_Task instructions_
State the number of lines below in which the word "page" appears. Nothing else belongs in the answer.

_Supplied data_
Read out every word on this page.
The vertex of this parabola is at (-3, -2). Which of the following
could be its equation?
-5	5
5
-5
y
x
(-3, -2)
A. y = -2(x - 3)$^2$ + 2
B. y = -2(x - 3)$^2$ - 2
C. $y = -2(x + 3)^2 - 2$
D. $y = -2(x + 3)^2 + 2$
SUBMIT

...

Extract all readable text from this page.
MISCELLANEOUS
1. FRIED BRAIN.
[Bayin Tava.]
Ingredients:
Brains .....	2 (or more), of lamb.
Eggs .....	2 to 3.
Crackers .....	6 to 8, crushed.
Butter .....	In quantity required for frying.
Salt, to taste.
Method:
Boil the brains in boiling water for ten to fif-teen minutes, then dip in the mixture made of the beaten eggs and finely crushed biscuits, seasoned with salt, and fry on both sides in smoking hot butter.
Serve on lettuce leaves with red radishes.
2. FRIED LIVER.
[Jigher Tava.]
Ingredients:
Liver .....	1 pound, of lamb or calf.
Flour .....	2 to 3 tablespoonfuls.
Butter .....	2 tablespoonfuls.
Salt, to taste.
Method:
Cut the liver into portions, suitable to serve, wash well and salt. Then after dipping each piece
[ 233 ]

_Result for this exercise_
2